OBJECTIVE: Check each line of the listing, and copy it if it contains the word "电流的大小变化".

***** DATA PROVIDED *****

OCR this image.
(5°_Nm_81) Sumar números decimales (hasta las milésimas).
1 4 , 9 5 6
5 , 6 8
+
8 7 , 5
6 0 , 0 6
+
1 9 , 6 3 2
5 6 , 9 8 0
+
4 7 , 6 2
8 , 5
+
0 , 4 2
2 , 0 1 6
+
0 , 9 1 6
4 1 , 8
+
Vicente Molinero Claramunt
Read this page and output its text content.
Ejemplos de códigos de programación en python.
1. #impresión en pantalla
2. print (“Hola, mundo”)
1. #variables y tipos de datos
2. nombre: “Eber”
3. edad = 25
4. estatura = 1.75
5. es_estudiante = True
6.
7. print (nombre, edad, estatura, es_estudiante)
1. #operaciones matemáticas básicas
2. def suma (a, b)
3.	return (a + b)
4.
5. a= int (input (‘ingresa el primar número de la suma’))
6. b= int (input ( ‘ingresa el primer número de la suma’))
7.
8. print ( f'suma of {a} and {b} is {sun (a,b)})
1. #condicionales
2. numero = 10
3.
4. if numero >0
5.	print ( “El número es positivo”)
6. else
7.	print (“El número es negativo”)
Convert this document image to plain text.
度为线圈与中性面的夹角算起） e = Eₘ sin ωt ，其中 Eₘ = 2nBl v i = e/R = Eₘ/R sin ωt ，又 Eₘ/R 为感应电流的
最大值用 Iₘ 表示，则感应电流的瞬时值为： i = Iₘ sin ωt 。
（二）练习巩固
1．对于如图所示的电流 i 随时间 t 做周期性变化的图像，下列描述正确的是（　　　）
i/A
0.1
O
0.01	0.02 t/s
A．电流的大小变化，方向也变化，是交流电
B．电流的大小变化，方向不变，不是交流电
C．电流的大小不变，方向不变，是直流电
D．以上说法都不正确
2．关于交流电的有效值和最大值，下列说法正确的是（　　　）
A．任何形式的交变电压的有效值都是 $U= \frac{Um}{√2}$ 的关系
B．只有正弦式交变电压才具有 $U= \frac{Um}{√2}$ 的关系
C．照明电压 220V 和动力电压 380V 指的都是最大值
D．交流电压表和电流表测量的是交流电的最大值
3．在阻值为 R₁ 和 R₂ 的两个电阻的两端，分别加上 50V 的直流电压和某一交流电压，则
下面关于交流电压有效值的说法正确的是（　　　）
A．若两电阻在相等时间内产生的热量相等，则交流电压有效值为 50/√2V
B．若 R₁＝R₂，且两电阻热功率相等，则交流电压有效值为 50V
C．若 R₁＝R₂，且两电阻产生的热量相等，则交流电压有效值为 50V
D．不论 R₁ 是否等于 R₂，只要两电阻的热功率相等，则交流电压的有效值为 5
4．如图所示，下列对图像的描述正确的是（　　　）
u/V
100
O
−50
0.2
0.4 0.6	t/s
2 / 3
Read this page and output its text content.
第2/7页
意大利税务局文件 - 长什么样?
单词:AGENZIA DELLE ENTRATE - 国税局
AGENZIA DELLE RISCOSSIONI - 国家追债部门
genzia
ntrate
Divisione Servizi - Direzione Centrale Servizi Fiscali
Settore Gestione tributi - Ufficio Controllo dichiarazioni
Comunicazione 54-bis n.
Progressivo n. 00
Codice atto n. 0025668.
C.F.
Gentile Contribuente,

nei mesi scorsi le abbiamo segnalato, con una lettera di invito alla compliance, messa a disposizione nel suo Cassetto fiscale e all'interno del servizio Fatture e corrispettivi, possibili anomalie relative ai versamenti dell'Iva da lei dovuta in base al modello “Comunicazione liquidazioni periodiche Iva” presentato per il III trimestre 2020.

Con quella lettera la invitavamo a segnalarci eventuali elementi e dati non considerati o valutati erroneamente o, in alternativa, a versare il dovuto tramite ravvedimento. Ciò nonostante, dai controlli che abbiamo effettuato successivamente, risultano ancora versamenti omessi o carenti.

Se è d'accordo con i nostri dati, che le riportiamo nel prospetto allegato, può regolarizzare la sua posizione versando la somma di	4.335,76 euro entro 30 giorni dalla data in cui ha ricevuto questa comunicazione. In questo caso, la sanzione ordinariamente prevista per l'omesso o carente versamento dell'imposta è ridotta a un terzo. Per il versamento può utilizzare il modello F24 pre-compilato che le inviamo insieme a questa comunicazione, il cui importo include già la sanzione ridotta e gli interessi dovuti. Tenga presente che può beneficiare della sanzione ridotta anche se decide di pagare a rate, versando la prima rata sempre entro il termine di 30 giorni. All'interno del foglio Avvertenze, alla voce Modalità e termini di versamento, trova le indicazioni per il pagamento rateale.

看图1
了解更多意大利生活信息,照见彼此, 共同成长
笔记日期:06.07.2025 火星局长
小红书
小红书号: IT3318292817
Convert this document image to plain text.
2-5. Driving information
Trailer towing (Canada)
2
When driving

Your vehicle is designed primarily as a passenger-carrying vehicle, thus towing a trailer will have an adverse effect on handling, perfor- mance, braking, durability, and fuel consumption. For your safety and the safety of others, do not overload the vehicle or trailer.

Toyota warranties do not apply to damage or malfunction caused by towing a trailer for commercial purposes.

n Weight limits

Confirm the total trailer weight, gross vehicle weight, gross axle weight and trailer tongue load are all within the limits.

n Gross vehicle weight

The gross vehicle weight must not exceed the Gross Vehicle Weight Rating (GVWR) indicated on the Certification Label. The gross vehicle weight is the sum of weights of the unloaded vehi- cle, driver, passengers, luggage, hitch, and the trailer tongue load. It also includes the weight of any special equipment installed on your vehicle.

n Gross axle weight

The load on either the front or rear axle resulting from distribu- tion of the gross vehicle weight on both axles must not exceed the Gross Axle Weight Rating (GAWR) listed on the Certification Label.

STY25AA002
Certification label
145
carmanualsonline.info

*****

RIGHT ANSWER:
A．电流的大小变化，方向也变化，是交流电
B．电流的大小变化，方向不变，不是交流电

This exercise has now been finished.